Written request:
Determine which lines of the records include the word "turn", and copy them.

** BEGIN Material **

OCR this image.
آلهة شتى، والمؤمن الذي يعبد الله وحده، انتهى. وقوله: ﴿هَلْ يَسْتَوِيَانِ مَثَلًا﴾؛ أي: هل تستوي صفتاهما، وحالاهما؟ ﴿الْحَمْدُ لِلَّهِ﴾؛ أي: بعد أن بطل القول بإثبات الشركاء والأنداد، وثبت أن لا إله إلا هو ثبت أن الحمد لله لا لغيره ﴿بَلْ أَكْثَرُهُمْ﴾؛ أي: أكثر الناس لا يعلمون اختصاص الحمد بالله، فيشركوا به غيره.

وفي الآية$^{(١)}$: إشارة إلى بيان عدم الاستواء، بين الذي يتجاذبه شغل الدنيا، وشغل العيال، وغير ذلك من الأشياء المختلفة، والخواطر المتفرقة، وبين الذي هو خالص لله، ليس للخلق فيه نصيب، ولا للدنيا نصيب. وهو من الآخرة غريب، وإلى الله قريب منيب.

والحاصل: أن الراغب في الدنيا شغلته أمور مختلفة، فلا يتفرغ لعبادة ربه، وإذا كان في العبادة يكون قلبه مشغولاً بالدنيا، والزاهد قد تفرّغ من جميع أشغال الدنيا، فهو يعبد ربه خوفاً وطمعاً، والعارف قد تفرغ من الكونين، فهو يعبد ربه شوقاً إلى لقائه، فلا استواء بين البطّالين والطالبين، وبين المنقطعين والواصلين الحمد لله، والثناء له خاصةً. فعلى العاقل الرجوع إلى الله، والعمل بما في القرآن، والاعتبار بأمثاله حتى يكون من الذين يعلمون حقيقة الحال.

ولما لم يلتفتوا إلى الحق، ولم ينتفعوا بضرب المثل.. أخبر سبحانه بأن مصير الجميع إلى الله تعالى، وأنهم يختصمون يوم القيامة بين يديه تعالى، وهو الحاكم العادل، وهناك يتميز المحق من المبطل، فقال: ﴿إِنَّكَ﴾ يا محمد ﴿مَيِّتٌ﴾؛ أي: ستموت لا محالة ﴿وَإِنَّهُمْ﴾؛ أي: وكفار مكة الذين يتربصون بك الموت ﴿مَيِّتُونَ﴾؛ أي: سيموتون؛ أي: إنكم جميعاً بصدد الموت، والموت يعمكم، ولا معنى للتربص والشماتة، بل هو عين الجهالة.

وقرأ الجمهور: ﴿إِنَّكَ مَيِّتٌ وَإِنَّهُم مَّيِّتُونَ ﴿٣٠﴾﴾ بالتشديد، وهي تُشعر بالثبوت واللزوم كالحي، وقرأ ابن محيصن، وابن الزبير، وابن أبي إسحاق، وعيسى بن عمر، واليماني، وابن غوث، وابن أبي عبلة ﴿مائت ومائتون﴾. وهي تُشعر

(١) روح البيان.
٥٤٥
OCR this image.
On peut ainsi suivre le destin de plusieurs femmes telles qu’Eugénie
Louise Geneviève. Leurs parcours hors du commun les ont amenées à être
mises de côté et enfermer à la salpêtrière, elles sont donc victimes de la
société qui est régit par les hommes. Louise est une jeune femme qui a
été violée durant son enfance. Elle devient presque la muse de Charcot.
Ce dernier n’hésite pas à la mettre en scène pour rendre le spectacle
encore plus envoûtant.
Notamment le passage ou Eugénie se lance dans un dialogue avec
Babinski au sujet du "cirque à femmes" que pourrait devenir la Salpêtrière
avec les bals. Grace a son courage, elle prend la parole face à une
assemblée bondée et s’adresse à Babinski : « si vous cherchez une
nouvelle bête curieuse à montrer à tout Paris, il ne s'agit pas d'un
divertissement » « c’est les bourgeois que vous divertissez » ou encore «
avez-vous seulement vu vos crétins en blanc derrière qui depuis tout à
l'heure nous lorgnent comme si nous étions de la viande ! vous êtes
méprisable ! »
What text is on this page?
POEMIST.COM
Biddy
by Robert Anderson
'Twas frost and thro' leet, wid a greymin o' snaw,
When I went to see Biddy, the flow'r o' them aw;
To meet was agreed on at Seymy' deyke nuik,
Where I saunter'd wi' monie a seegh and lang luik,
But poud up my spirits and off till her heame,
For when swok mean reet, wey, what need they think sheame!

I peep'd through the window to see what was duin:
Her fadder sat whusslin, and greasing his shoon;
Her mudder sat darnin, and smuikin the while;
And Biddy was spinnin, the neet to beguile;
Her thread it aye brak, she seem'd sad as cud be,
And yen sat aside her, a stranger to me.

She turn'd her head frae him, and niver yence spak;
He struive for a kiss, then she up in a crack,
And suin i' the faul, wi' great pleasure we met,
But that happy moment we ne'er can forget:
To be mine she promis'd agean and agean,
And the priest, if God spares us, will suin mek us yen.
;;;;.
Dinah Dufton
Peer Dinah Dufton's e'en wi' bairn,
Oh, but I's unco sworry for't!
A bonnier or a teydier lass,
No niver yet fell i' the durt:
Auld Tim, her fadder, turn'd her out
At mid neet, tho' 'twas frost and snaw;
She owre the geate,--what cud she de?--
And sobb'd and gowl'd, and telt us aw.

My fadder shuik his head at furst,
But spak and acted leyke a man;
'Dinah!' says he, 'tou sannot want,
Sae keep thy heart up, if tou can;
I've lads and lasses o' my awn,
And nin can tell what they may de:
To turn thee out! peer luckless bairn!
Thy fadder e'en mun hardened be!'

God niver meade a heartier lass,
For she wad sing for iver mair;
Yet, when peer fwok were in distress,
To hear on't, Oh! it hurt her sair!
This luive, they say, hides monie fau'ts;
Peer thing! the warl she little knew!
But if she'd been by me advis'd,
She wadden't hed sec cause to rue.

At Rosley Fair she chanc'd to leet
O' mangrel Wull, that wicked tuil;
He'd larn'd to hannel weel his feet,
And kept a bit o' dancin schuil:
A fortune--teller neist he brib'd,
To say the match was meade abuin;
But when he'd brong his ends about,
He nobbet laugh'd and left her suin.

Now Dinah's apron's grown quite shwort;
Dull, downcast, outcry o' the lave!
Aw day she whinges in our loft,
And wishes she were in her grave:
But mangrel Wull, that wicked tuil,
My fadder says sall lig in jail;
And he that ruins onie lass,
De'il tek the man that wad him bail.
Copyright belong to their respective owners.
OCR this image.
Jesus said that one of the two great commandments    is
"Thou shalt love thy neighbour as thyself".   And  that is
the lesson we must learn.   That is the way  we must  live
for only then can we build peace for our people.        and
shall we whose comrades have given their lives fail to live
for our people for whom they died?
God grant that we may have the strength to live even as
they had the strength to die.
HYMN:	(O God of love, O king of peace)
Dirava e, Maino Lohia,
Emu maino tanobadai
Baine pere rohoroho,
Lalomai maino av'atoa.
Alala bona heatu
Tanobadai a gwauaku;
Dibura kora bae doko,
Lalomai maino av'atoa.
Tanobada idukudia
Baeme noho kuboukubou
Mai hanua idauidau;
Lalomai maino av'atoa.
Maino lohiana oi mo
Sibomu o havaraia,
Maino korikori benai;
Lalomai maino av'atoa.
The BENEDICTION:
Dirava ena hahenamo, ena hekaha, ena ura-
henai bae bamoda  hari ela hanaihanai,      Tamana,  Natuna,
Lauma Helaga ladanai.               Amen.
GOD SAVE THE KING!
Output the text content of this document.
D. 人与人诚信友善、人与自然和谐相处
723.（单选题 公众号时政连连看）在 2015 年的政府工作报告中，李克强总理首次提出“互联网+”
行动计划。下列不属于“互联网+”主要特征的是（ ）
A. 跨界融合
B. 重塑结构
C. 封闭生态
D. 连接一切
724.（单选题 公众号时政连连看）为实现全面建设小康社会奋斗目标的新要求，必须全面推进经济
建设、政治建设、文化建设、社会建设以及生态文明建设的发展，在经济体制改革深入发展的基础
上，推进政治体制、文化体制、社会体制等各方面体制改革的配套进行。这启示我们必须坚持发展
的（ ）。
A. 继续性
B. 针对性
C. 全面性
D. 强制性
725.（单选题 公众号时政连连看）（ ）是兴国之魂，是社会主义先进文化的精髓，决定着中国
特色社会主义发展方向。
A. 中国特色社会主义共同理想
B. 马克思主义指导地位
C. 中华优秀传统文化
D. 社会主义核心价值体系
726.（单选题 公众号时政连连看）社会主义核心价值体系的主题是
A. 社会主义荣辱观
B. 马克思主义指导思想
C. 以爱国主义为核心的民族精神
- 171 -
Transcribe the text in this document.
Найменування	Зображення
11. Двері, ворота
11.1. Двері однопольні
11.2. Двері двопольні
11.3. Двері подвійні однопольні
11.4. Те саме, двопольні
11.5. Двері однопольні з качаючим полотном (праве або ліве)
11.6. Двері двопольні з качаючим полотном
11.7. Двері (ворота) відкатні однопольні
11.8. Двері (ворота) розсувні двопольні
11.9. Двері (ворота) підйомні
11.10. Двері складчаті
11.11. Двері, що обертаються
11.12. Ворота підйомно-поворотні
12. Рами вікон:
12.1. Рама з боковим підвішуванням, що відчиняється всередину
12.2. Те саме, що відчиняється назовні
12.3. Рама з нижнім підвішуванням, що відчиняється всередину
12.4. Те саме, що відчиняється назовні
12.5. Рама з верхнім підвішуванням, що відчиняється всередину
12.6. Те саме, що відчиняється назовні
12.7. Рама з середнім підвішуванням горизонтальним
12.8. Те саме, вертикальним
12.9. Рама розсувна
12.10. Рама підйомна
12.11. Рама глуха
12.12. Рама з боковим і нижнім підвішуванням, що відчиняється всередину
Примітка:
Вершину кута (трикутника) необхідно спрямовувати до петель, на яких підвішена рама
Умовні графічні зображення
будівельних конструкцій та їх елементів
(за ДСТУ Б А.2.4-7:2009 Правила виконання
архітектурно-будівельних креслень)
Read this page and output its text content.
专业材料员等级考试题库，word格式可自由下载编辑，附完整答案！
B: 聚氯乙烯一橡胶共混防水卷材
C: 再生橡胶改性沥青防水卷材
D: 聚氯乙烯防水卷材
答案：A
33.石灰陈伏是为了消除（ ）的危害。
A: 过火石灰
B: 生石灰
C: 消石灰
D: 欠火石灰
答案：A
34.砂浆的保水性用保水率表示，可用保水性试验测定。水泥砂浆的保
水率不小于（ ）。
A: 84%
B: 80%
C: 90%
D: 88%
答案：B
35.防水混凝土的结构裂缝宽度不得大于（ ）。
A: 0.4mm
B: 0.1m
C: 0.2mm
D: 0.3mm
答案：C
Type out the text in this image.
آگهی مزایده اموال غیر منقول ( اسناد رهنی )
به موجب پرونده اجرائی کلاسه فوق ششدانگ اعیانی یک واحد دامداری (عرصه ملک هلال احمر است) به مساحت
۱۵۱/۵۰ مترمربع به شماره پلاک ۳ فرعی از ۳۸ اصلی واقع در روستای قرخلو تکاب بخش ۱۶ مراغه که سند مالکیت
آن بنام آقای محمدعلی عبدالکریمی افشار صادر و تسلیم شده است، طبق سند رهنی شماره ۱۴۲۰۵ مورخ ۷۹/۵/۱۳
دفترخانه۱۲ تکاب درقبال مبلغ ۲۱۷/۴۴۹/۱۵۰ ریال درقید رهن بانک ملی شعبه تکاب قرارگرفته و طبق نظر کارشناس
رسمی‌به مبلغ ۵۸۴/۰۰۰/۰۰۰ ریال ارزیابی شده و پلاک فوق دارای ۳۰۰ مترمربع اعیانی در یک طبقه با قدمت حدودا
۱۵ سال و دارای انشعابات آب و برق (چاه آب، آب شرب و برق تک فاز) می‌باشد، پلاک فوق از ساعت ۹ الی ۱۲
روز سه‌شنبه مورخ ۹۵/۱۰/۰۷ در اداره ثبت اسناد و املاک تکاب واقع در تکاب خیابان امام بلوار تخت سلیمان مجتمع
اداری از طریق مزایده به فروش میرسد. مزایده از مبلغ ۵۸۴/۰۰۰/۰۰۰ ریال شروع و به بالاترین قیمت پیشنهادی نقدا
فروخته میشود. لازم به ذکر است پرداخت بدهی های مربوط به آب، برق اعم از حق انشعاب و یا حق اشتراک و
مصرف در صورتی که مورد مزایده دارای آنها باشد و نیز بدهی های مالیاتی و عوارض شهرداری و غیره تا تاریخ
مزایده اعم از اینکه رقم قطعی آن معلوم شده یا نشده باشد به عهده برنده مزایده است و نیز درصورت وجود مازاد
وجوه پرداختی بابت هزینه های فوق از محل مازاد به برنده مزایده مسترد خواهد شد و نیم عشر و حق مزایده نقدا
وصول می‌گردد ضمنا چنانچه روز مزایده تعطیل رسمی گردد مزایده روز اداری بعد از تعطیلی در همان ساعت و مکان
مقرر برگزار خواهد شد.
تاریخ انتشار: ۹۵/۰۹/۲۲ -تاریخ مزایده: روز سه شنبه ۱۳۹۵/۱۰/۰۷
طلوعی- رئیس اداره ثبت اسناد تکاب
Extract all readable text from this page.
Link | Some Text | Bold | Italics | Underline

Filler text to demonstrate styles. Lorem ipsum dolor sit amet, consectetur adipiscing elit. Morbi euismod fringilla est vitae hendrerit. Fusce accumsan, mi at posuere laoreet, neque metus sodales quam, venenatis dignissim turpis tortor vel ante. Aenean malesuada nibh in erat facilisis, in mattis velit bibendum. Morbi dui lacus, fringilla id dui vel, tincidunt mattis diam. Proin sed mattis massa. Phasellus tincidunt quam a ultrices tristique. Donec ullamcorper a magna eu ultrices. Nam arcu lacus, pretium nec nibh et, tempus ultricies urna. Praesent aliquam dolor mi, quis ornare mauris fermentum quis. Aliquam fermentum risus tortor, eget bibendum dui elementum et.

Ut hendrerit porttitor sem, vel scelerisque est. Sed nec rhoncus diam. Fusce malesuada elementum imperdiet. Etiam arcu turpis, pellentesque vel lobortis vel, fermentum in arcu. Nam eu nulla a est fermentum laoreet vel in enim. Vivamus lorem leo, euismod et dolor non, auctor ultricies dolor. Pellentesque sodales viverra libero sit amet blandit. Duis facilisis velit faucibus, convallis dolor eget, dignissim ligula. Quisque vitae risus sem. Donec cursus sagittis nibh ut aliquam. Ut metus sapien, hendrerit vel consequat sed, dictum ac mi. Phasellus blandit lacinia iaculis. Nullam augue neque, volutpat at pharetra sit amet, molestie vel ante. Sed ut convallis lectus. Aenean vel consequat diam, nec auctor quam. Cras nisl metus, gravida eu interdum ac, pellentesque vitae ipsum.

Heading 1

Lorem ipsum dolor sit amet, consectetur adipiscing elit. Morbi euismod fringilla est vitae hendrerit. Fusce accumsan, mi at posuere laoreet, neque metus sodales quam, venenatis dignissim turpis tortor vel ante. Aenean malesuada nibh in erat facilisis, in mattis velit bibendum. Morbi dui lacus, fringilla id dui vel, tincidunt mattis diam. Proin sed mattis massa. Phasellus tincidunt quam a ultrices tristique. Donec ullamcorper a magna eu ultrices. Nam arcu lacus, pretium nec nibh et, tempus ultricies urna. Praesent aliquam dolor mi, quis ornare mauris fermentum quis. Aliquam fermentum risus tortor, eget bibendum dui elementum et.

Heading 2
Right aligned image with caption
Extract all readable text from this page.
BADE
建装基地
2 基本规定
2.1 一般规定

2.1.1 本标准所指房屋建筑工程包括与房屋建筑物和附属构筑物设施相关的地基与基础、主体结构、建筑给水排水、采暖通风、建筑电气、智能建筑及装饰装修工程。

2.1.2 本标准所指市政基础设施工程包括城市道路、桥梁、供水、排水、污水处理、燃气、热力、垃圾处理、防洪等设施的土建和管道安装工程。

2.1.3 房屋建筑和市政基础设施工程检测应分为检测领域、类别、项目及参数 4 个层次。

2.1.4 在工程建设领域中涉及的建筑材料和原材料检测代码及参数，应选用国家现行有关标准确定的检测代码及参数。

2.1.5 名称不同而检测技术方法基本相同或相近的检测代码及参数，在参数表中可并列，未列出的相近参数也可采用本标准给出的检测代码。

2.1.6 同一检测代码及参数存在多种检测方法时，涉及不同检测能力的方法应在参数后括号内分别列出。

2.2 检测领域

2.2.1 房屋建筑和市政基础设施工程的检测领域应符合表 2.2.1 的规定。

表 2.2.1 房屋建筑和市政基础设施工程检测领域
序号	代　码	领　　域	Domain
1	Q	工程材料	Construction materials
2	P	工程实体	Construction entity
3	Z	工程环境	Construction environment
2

** END Material **

Written response:
She turn'd her head frae him, and niver yence spak;
Auld Tim, her fadder, turn'd her out
To turn thee out! peer luckless bairn!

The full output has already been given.